[WHAT YOU WILL DO]
Gather each line of the records where "Teorema" appears.

#####

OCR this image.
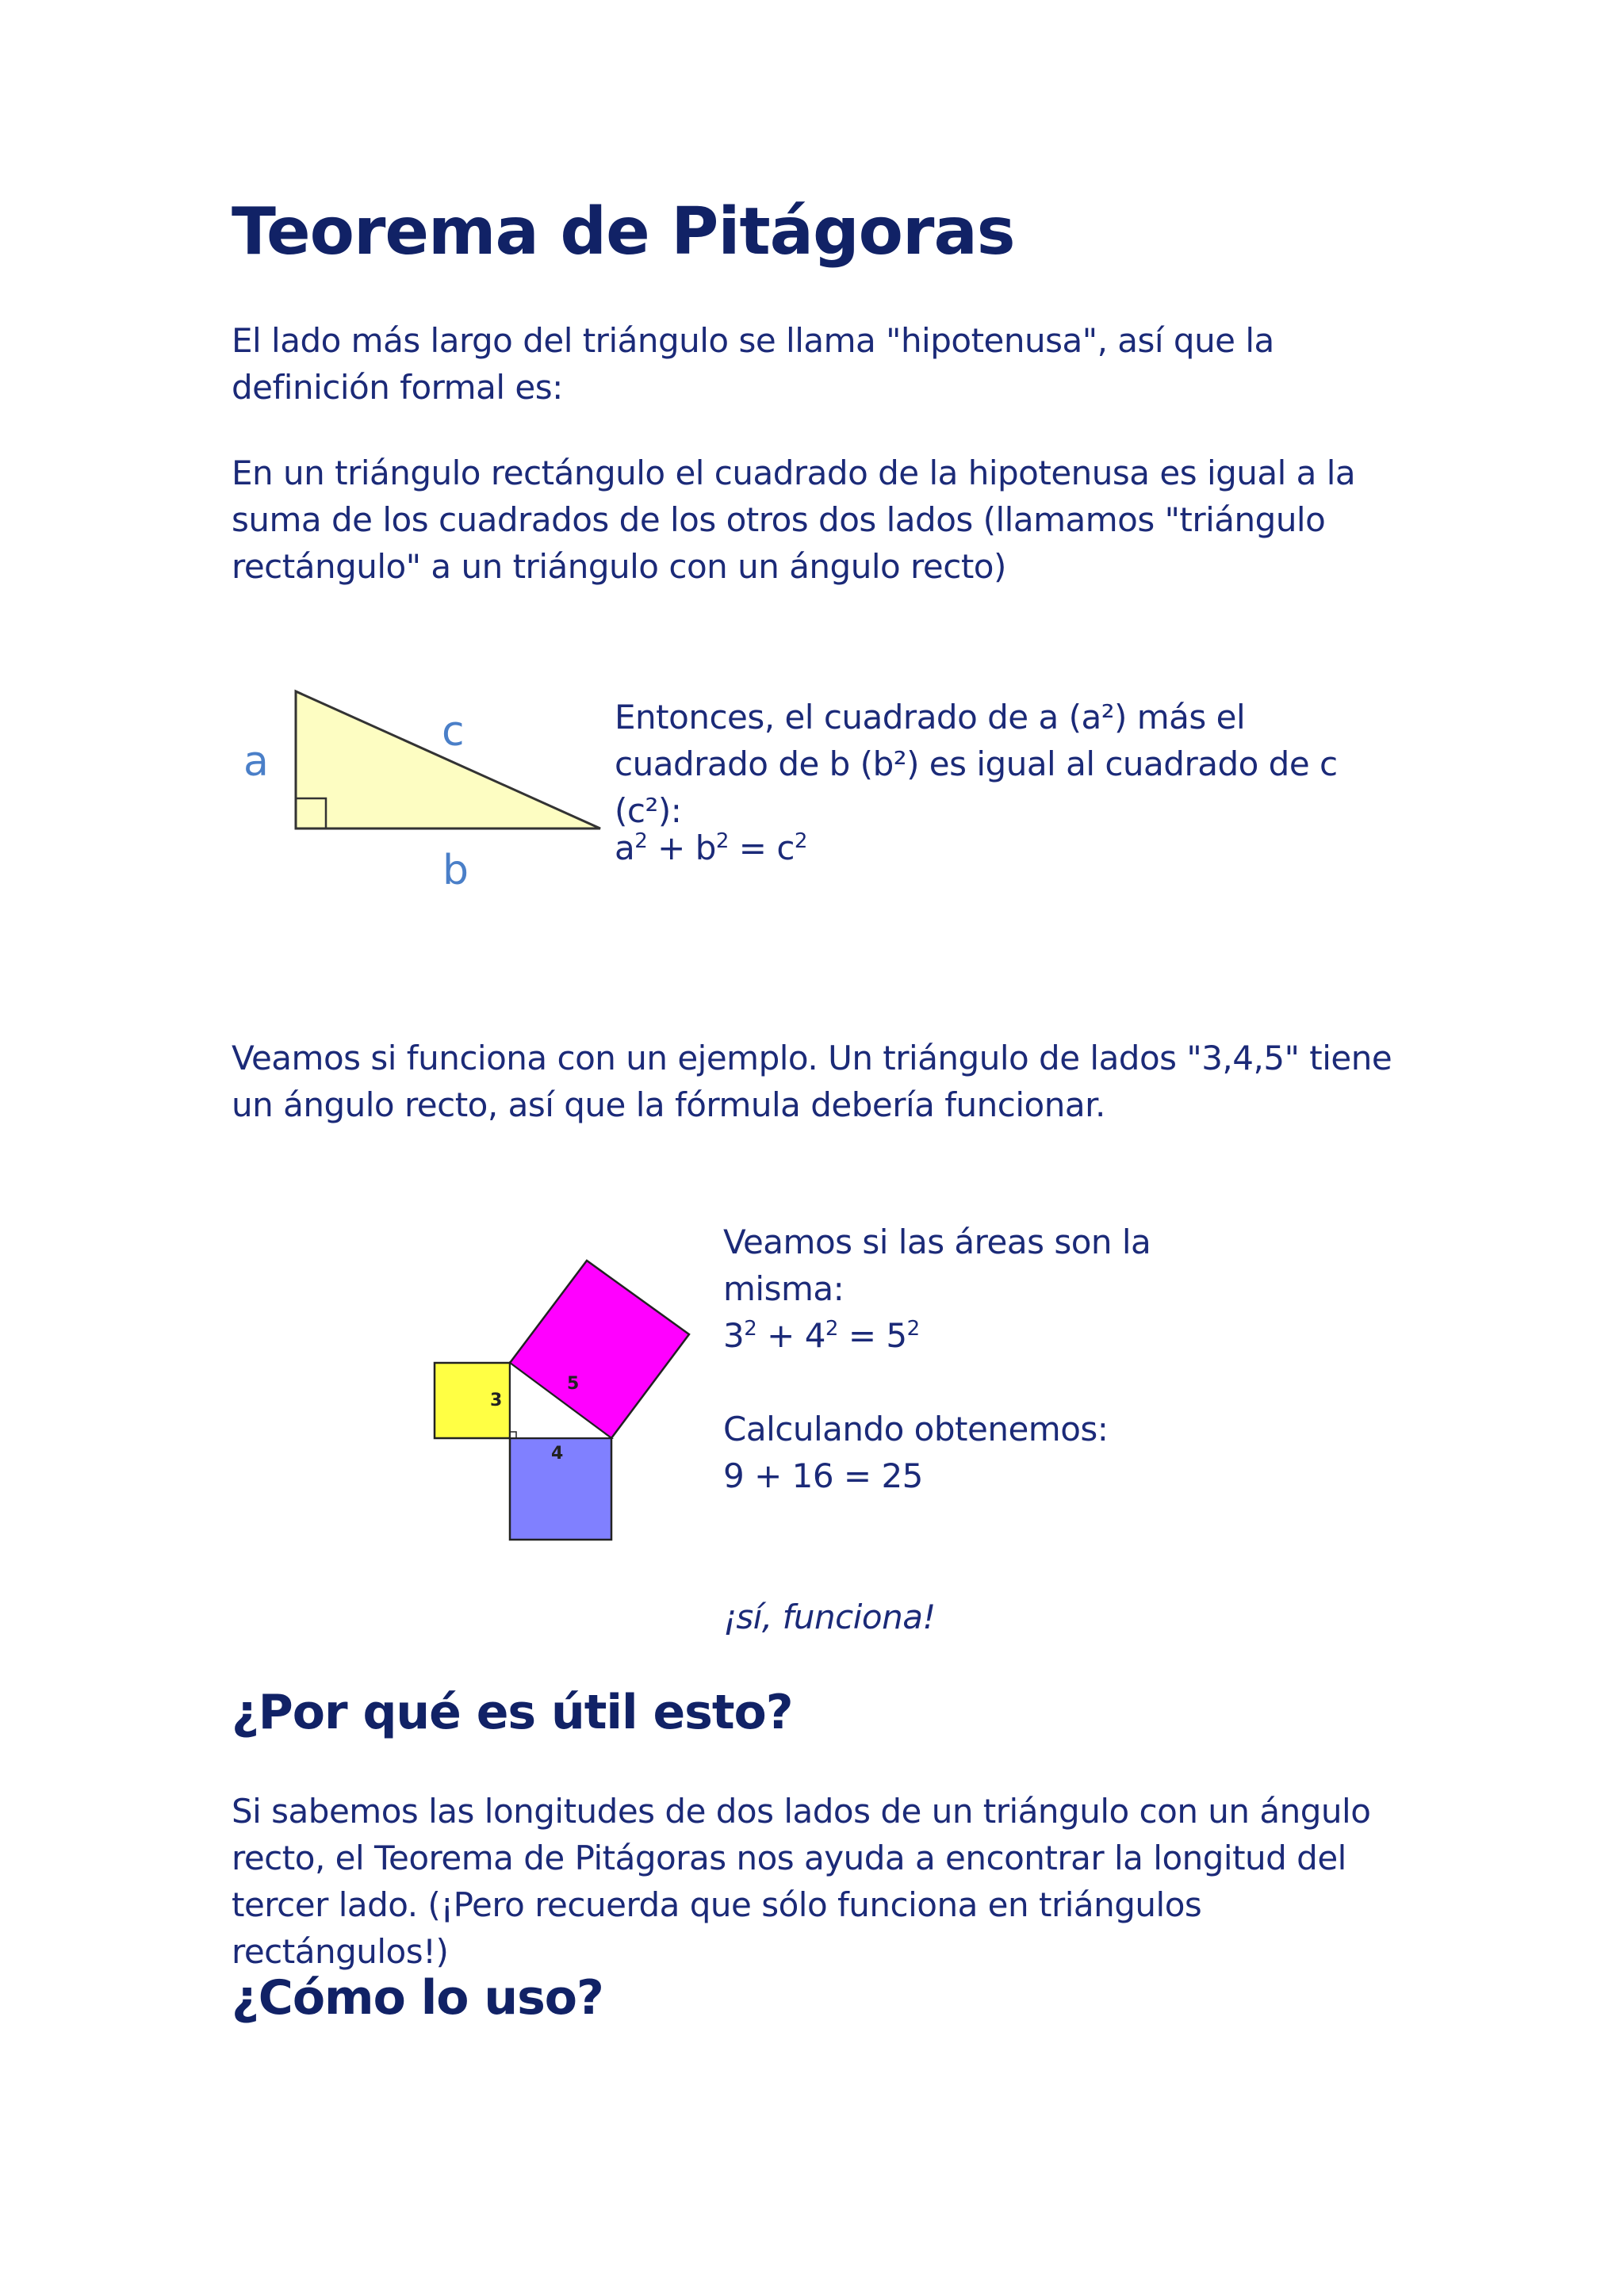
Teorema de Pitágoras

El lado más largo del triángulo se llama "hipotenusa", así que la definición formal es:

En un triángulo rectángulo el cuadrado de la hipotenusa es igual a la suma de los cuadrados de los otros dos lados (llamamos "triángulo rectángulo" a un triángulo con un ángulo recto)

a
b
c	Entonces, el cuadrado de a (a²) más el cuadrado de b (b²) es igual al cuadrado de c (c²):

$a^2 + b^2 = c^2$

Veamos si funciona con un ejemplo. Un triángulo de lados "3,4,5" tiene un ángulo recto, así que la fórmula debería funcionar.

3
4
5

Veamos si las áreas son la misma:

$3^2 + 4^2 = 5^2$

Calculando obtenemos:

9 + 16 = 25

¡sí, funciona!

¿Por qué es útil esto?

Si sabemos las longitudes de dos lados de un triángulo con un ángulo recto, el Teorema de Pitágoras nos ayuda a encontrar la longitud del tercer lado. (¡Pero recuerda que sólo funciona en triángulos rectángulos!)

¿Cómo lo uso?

#####

[ANSWER FOR THE TASK]
Teorema de Pitágoras
Si sabemos las longitudes de dos lados de un triángulo con un ángulo recto, el Teorema de Pitágoras nos ayuda a encontrar la longitud del tercer lado. (¡Pero recuerda que sólo funciona en triángulos rectángulos!)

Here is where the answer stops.